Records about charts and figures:
>>>>>

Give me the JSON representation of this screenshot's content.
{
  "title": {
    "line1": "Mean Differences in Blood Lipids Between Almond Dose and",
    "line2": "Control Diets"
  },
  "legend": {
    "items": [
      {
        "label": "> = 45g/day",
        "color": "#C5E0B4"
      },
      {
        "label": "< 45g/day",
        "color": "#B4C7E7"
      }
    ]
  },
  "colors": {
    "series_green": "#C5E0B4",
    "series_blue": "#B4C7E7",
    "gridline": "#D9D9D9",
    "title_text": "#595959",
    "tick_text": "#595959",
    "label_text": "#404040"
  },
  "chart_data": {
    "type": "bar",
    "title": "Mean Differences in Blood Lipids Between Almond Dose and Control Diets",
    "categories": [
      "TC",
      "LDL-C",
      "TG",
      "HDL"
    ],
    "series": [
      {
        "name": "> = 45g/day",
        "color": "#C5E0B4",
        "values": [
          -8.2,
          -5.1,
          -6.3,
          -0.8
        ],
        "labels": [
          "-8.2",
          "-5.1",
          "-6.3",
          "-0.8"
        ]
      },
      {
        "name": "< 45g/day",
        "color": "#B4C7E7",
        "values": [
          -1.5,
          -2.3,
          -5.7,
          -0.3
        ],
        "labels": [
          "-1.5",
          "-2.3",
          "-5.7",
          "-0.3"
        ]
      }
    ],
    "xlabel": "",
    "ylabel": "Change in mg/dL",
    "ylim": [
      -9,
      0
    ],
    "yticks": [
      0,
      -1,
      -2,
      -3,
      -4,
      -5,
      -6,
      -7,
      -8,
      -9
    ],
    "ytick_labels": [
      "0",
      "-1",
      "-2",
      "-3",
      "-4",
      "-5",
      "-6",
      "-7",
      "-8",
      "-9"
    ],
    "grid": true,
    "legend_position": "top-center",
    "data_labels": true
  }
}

<<<<<
>>>>>

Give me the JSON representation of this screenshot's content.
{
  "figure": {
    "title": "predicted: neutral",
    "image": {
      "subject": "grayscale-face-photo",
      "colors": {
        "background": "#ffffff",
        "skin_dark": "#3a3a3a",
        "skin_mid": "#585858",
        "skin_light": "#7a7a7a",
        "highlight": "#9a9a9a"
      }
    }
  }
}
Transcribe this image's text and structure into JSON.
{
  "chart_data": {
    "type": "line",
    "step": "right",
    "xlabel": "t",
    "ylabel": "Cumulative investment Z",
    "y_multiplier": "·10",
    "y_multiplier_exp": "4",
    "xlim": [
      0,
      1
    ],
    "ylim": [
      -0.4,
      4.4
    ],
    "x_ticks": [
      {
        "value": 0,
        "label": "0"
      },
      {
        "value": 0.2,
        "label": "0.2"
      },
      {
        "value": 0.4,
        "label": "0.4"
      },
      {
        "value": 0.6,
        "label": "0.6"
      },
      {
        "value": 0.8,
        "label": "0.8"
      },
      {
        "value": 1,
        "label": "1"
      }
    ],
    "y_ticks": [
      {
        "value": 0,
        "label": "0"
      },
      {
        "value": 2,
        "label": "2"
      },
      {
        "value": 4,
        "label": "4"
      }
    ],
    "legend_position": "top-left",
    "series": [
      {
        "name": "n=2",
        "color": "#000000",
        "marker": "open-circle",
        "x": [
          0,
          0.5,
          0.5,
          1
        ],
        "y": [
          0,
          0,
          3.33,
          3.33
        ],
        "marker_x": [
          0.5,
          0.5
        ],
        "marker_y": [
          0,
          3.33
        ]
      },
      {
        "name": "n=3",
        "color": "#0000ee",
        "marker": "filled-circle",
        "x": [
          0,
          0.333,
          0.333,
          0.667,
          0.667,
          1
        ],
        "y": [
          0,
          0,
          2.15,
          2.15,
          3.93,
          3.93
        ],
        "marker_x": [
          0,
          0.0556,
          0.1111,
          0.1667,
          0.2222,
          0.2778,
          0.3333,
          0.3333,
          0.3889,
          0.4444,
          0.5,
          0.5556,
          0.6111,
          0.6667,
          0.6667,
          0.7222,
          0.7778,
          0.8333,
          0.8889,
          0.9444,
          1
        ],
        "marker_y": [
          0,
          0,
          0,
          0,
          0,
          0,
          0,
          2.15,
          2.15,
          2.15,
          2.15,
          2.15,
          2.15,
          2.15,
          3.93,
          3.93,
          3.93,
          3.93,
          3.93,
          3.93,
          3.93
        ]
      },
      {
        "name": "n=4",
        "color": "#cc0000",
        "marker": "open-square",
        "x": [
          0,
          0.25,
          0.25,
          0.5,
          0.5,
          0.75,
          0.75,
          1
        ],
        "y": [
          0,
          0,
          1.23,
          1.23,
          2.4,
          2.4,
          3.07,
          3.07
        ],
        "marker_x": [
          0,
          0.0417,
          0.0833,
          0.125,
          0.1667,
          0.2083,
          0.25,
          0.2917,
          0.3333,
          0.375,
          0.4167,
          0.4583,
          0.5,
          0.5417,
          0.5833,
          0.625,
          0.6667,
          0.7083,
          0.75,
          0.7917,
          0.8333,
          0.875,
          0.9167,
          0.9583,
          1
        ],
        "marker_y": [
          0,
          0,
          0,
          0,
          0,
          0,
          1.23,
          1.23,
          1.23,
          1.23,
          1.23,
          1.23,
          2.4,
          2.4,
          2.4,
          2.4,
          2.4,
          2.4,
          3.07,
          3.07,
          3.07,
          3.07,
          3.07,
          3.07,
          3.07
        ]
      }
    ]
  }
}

<<<<<
>>>>>

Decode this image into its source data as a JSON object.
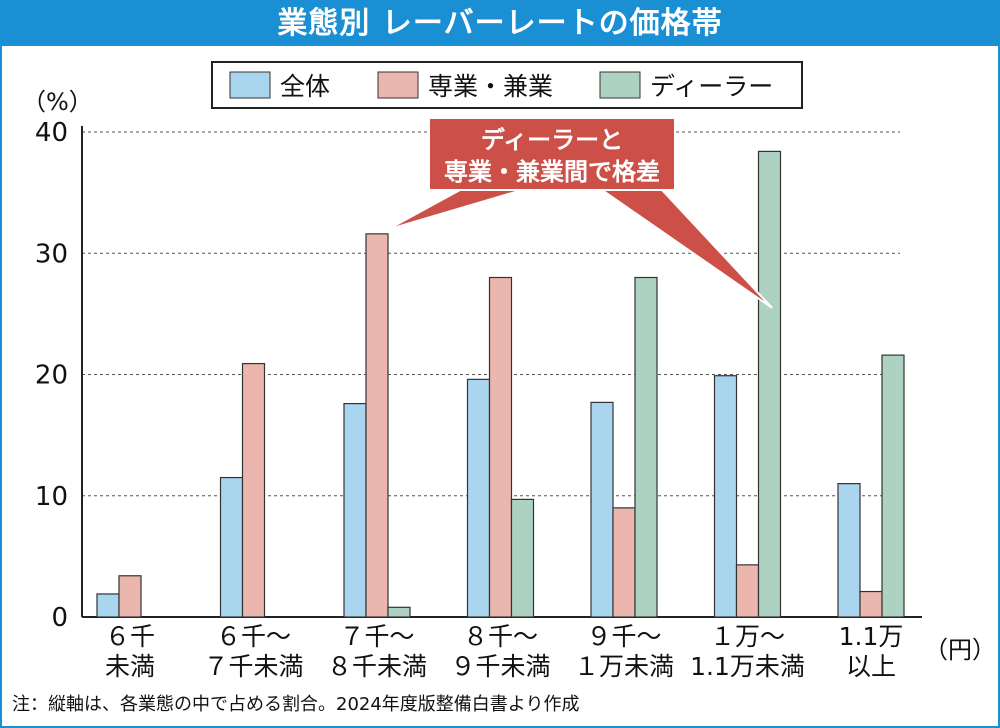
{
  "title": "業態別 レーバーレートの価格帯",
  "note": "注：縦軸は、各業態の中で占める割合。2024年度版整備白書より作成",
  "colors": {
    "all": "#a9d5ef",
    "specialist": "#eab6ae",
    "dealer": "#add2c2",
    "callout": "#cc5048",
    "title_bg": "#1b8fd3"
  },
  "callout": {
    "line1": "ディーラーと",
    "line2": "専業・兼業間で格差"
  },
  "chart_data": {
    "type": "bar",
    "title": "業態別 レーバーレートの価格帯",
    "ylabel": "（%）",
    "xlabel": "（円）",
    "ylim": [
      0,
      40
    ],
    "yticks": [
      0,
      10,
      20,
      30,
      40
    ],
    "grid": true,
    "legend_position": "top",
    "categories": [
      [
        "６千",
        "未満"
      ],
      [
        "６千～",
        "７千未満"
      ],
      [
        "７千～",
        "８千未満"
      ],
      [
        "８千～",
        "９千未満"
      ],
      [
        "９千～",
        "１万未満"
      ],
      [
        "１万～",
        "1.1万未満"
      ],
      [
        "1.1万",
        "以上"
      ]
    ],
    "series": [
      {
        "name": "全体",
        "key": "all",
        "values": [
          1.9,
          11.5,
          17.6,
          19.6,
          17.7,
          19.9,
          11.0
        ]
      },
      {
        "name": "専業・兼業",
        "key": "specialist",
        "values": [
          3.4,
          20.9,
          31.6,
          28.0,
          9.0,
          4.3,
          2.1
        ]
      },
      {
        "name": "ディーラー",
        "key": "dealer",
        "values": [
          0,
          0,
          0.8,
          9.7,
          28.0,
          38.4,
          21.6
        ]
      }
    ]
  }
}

<<<<<

#### Work instructions:
Locate the word "Lipids" in the entries, and copy every line where it is found.

#### Problem solution:
    "line1": "Mean Differences in Blood Lipids Between Almond Dose and",
    "title": "Mean Differences in Blood Lipids Between Almond Dose and Control Diets",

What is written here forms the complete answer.